# [What is required]
Give a verbatim quotation of every record.

# [Given data]
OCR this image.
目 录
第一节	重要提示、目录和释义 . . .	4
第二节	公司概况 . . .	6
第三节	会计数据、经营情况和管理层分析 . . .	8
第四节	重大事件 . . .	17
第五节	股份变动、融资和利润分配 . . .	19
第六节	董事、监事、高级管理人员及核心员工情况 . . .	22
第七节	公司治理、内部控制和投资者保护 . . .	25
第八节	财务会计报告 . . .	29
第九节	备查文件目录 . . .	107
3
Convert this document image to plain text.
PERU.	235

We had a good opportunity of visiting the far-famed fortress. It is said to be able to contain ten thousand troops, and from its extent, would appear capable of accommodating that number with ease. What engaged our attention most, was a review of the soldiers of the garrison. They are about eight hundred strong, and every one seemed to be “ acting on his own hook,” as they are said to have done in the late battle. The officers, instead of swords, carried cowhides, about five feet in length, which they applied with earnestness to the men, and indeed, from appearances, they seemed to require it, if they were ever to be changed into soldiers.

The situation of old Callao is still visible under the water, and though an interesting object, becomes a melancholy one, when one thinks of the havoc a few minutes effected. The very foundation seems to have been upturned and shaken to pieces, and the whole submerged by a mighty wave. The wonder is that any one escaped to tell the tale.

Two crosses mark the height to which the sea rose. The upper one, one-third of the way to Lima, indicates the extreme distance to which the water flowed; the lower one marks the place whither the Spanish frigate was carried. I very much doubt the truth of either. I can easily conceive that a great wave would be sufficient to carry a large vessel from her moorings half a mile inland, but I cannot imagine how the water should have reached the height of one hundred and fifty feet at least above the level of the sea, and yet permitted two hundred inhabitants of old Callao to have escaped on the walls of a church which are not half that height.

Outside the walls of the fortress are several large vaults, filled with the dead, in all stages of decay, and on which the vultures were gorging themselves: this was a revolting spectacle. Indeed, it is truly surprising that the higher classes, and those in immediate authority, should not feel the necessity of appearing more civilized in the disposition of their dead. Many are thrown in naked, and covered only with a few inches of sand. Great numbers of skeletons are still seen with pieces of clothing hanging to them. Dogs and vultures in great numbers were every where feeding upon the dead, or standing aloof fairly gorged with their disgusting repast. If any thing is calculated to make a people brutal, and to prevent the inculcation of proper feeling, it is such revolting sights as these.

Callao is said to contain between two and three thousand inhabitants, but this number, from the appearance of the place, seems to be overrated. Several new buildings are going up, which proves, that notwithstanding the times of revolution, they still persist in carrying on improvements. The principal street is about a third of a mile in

# [Exercise solution]
OCR this image.
目 录
第一节	重要提示、目录和释义 . . .	4
第二节	公司概况 . . .	6
第三节	会计数据、经营情况和管理层分析 . . .	8
第四节	重大事件 . . .	17
第五节	股份变动、融资和利润分配 . . .	19
第六节	董事、监事、高级管理人员及核心员工情况 . . .	22
第七节	公司治理、内部控制和投资者保护 . . .	25
第八节	财务会计报告 . . .	29
第九节	备查文件目录 . . .	107
3
Convert this document image to plain text.
PERU.	235

We had a good opportunity of visiting the far-famed fortress. It is said to be able to contain ten thousand troops, and from its extent, would appear capable of accommodating that number with ease. What engaged our attention most, was a review of the soldiers of the garrison. They are about eight hundred strong, and every one seemed to be “ acting on his own hook,” as they are said to have done in the late battle. The officers, instead of swords, carried cowhides, about five feet in length, which they applied with earnestness to the men, and indeed, from appearances, they seemed to require it, if they were ever to be changed into soldiers.

The situation of old Callao is still visible under the water, and though an interesting object, becomes a melancholy one, when one thinks of the havoc a few minutes effected. The very foundation seems to have been upturned and shaken to pieces, and the whole submerged by a mighty wave. The wonder is that any one escaped to tell the tale.

Two crosses mark the height to which the sea rose. The upper one, one-third of the way to Lima, indicates the extreme distance to which the water flowed; the lower one marks the place whither the Spanish frigate was carried. I very much doubt the truth of either. I can easily conceive that a great wave would be sufficient to carry a large vessel from her moorings half a mile inland, but I cannot imagine how the water should have reached the height of one hundred and fifty feet at least above the level of the sea, and yet permitted two hundred inhabitants of old Callao to have escaped on the walls of a church which are not half that height.

Outside the walls of the fortress are several large vaults, filled with the dead, in all stages of decay, and on which the vultures were gorging themselves: this was a revolting spectacle. Indeed, it is truly surprising that the higher classes, and those in immediate authority, should not feel the necessity of appearing more civilized in the disposition of their dead. Many are thrown in naked, and covered only with a few inches of sand. Great numbers of skeletons are still seen with pieces of clothing hanging to them. Dogs and vultures in great numbers were every where feeding upon the dead, or standing aloof fairly gorged with their disgusting repast. If any thing is calculated to make a people brutal, and to prevent the inculcation of proper feeling, it is such revolting sights as these.

Callao is said to contain between two and three thousand inhabitants, but this number, from the appearance of the place, seems to be overrated. Several new buildings are going up, which proves, that notwithstanding the times of revolution, they still persist in carrying on improvements. The principal street is about a third of a mile in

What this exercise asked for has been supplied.